Stored dataset items:

◆ ◆ ◆ ◆ ◆

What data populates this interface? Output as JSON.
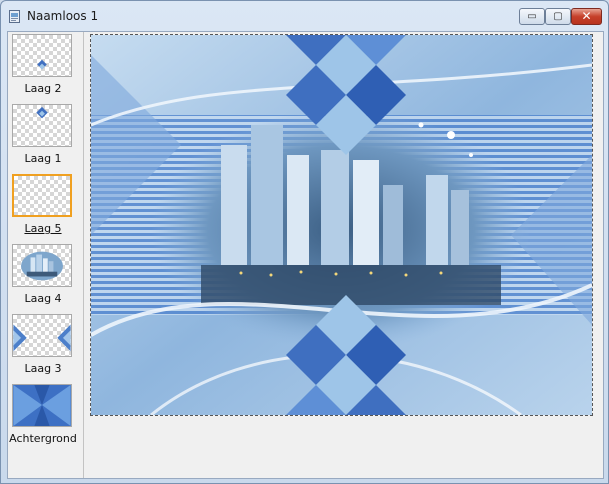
{
  "window": {
    "title": "Naamloos 1",
    "controls": {
      "minimize": "▭",
      "maximize": "▢",
      "close": "✕"
    }
  },
  "layers": [
    {
      "label": "Laag 2",
      "selected": false,
      "preview": "small-diamond-on-transparency"
    },
    {
      "label": "Laag 1",
      "selected": false,
      "preview": "small-diamond-top-on-transparency"
    },
    {
      "label": "Laag 5",
      "selected": true,
      "preview": "transparent"
    },
    {
      "label": "Laag 4",
      "selected": false,
      "preview": "city-skyline"
    },
    {
      "label": "Laag 3",
      "selected": false,
      "preview": "side-triangles"
    },
    {
      "label": "Achtergrond",
      "selected": false,
      "preview": "blue-background"
    }
  ],
  "colors": {
    "accent_selected": "#f0a020",
    "diamond_dark": "#3f6fc0",
    "diamond_light": "#9ec5e8",
    "sky": "#6f9fd6"
  }
}
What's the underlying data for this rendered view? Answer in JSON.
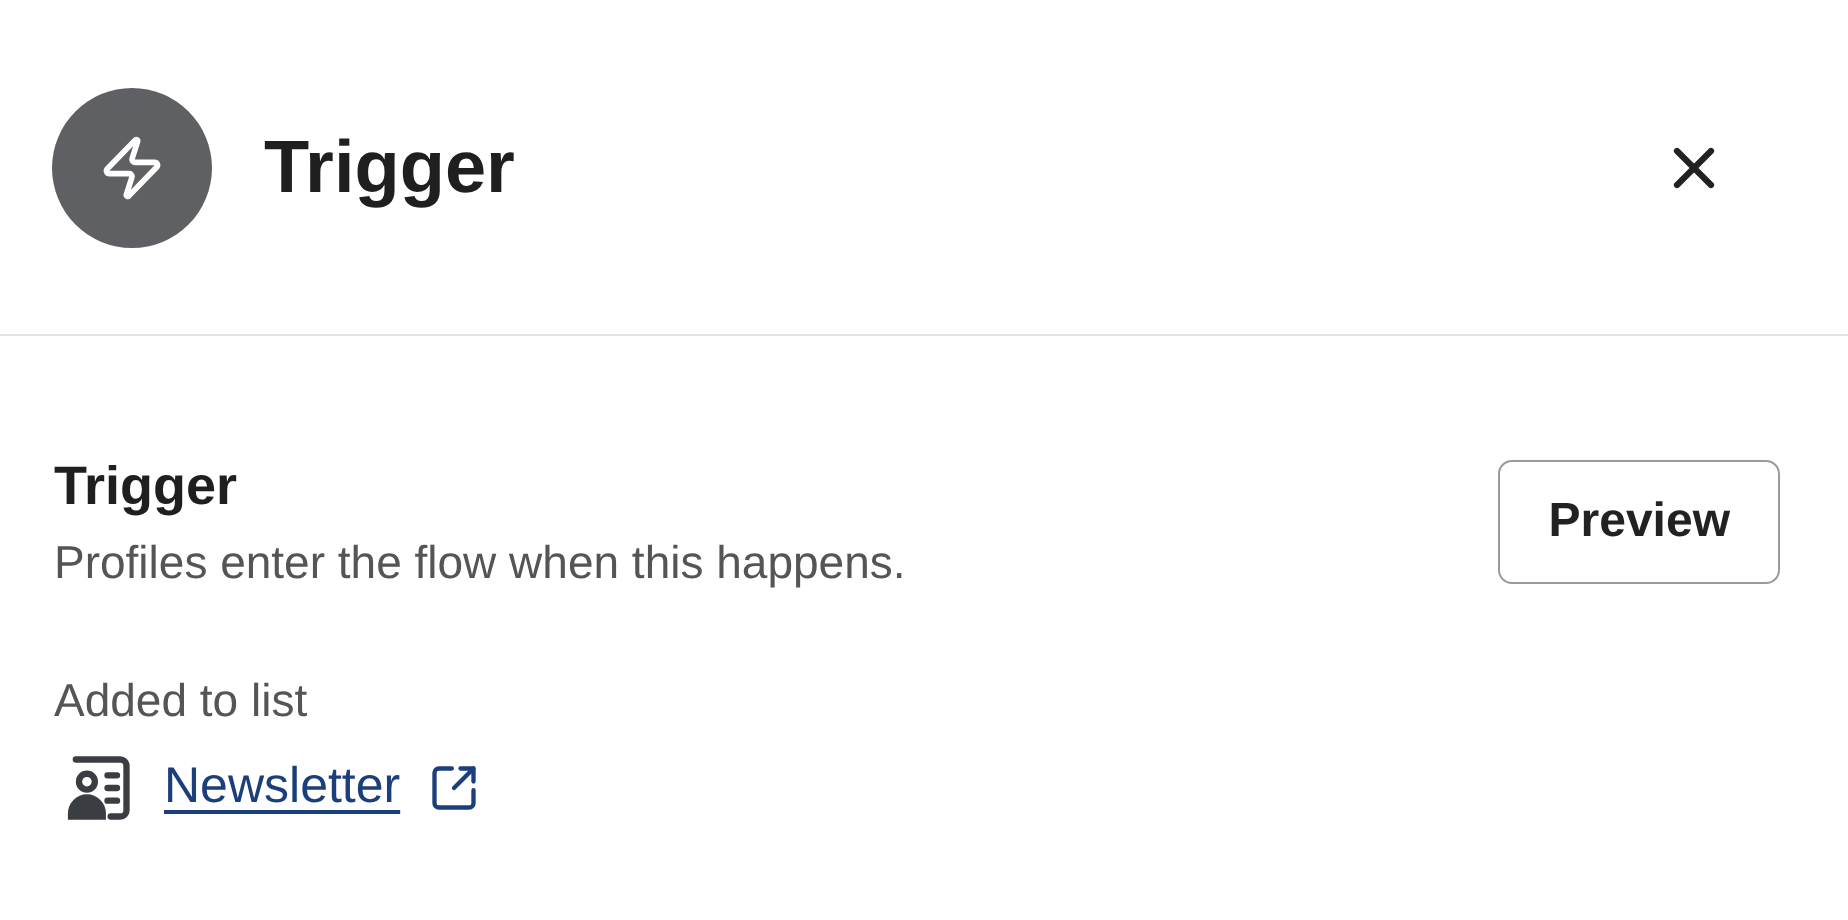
{
  "header": {
    "title": "Trigger"
  },
  "section": {
    "title": "Trigger",
    "description": "Profiles enter the flow when this happens.",
    "preview_button": "Preview"
  },
  "trigger_detail": {
    "label": "Added to list",
    "list_link": "Newsletter"
  }
}
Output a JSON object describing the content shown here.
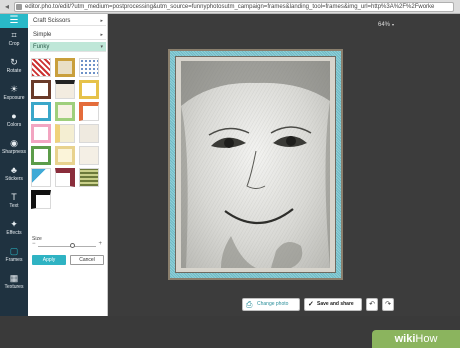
{
  "browser": {
    "url": "editor.pho.to/edit/?utm_medium=postprocessing&utm_source=funnyphotosutm_campaign=frames&landing_tool=frames&img_url=http%3A%2F%2Fworke"
  },
  "toolbar": {
    "items": [
      {
        "label": "Crop",
        "icon": "crop-icon",
        "glyph": "⌗"
      },
      {
        "label": "Rotate",
        "icon": "rotate-icon",
        "glyph": "↻"
      },
      {
        "label": "Exposure",
        "icon": "exposure-icon",
        "glyph": "☀"
      },
      {
        "label": "Colors",
        "icon": "colors-icon",
        "glyph": "●"
      },
      {
        "label": "Sharpness",
        "icon": "sharpness-icon",
        "glyph": "◉"
      },
      {
        "label": "Stickers",
        "icon": "stickers-icon",
        "glyph": "♣"
      },
      {
        "label": "Text",
        "icon": "text-icon",
        "glyph": "T"
      },
      {
        "label": "Effects",
        "icon": "effects-icon",
        "glyph": "✦"
      },
      {
        "label": "Frames",
        "icon": "frames-icon",
        "glyph": "▢"
      },
      {
        "label": "Textures",
        "icon": "textures-icon",
        "glyph": "▦"
      }
    ],
    "active": "Frames"
  },
  "panel": {
    "categories": [
      {
        "label": "Craft Scissors",
        "chevron": "▸"
      },
      {
        "label": "Simple",
        "chevron": "▸"
      },
      {
        "label": "Funky",
        "chevron": "▾"
      }
    ],
    "size_label": "Size",
    "size_value": 0.6,
    "apply_label": "Apply",
    "cancel_label": "Cancel"
  },
  "canvas": {
    "zoom": "64%"
  },
  "actions": {
    "change_photo_label": "Change photo",
    "save_label": "Save and share"
  },
  "watermark": {
    "brand_bold": "wiki",
    "brand_light": "How"
  },
  "colors": {
    "accent": "#29b9c8",
    "toolbar_bg": "#1f3240",
    "frame_teal": "#70b9c4",
    "funky_selected": "#bfe7d8"
  }
}
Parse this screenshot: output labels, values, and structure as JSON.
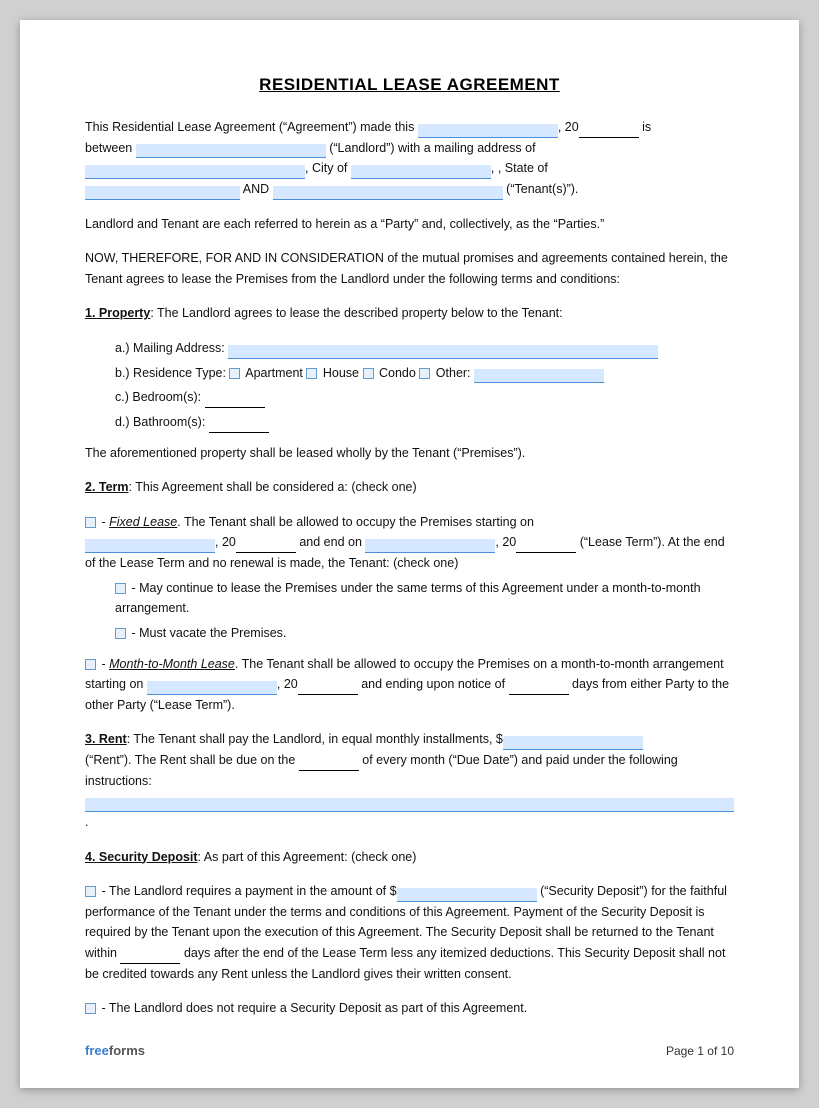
{
  "title": "RESIDENTIAL LEASE AGREEMENT",
  "intro": {
    "line1_pre": "This Residential Lease Agreement (“Agreement”) made this",
    "line1_year": "20",
    "line1_post": "is",
    "line2_pre": "between",
    "line2_mid": "(“Landlord”) with a mailing address of",
    "line3_city_pre": "City of",
    "line3_post": ", State of",
    "line4_and": "AND",
    "line4_post": "(“Tenant(s)”)."
  },
  "parties_text": "Landlord and Tenant are each referred to herein as a “Party” and, collectively, as the “Parties.”",
  "consideration_text": "NOW, THEREFORE, FOR AND IN CONSIDERATION of the mutual promises and agreements contained herein, the Tenant agrees to lease the Premises from the Landlord under the following terms and conditions:",
  "section1": {
    "heading": "1. Property",
    "text": ": The Landlord agrees to lease the described property below to the Tenant:",
    "a_label": "a.)  Mailing Address:",
    "b_label": "b.)  Residence Type:",
    "b_apartment": "Apartment",
    "b_house": "House",
    "b_condo": "Condo",
    "b_other": "Other:",
    "c_label": "c.)  Bedroom(s):",
    "d_label": "d.)  Bathroom(s):",
    "closing_text": "The aforementioned property shall be leased wholly by the Tenant (“Premises”)."
  },
  "section2": {
    "heading": "2. Term",
    "text": ": This Agreement shall be considered a: (check one)",
    "fixed_lease_label": "Fixed Lease",
    "fixed_lease_pre": ". The Tenant shall be allowed to occupy the Premises starting on",
    "fixed_year1": "20",
    "fixed_end_pre": "and end on",
    "fixed_year2": "20",
    "fixed_end_post": "(“Lease Term”). At the end of the Lease Term and no renewal is made, the Tenant: (check one)",
    "option1": "- May continue to lease the Premises under the same terms of this Agreement under a month-to-month arrangement.",
    "option2": "- Must vacate the Premises.",
    "month_label": "Month-to-Month Lease",
    "month_pre": ". The Tenant shall be allowed to occupy the Premises on a month-to-month arrangement starting on",
    "month_year": "20",
    "month_end": "and ending upon notice of",
    "month_days": "days from either Party to the other Party (“Lease Term”)."
  },
  "section3": {
    "heading": "3. Rent",
    "text": ": The Tenant shall pay the Landlord, in equal monthly installments, $",
    "text2": "(“Rent”). The Rent shall be due on the",
    "text3": "of every month (“Due Date”) and paid under the following instructions:",
    "text4": "."
  },
  "section4": {
    "heading": "4. Security Deposit",
    "text": ": As part of this Agreement: (check one)",
    "option1_pre": "- The Landlord requires a payment in the amount of $",
    "option1_post": "(“Security Deposit”) for the faithful performance of the Tenant under the terms and conditions of this Agreement. Payment of the Security Deposit is required by the Tenant upon the execution of this Agreement. The Security Deposit shall be returned to the Tenant within",
    "option1_days_after": "days after the end of the Lease Term less any itemized deductions. This Security Deposit shall not be credited towards any Rent unless the Landlord gives their written consent.",
    "option2": "- The Landlord does not require a Security Deposit as part of this Agreement."
  },
  "footer": {
    "brand_free": "free",
    "brand_forms": "forms",
    "page_label": "Page 1 of 10"
  }
}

◆ ◆ ◆ ◆ ◆

**PROBLEM**. Find the string "glyph" in the records, then copy each line where it occurs.

**SOLUTION FOR THIS EXERCISE**.
        "glyph": "⌗"
        "glyph": "↻"
        "glyph": "☀"
        "glyph": "●"
        "glyph": "◉"
        "glyph": "♣"
        "glyph": "T"
        "glyph": "✦"
        "glyph": "▢"
        "glyph": "▦"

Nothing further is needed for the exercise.